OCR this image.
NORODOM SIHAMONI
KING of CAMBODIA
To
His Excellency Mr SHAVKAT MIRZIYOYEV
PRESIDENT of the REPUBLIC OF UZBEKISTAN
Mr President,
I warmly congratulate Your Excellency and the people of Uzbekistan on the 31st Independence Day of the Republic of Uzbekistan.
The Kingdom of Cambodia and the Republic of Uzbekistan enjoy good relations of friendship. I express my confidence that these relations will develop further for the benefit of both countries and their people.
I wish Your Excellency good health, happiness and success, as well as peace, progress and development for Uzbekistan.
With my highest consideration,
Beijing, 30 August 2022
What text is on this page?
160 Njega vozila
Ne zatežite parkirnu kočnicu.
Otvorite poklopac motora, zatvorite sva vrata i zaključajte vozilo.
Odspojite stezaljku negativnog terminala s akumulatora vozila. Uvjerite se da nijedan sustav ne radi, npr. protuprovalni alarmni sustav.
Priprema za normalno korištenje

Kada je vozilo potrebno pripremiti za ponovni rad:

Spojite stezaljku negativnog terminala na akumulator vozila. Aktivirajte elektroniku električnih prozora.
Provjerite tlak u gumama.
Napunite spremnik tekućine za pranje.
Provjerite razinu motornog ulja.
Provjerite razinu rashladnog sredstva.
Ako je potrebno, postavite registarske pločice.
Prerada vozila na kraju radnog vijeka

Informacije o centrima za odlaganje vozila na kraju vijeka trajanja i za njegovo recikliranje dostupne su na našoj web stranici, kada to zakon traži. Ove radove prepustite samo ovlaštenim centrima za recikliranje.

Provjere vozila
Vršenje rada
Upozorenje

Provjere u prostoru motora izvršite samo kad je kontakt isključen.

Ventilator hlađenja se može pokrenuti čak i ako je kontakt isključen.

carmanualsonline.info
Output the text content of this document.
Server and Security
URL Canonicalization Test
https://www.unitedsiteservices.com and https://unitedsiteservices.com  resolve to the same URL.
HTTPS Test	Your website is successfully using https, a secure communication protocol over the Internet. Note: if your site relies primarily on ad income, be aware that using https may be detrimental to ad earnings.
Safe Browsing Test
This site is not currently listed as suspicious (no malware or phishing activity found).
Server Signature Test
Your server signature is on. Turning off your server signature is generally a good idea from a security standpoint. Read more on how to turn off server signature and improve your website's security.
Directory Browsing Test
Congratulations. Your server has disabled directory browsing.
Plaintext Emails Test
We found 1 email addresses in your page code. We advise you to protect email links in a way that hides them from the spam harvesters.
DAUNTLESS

→ **Aim**: Using the listing above, list every line in which the string "Test" occurs.

→ **Written response**:
URL Canonicalization Test
HTTPS Test	Your website is successfully using https, a secure communication protocol over the Internet. Note: if your site relies primarily on ad income, be aware that using https may be detrimental to ad earnings.
Safe Browsing Test
Server Signature Test
Directory Browsing Test
Plaintext Emails Test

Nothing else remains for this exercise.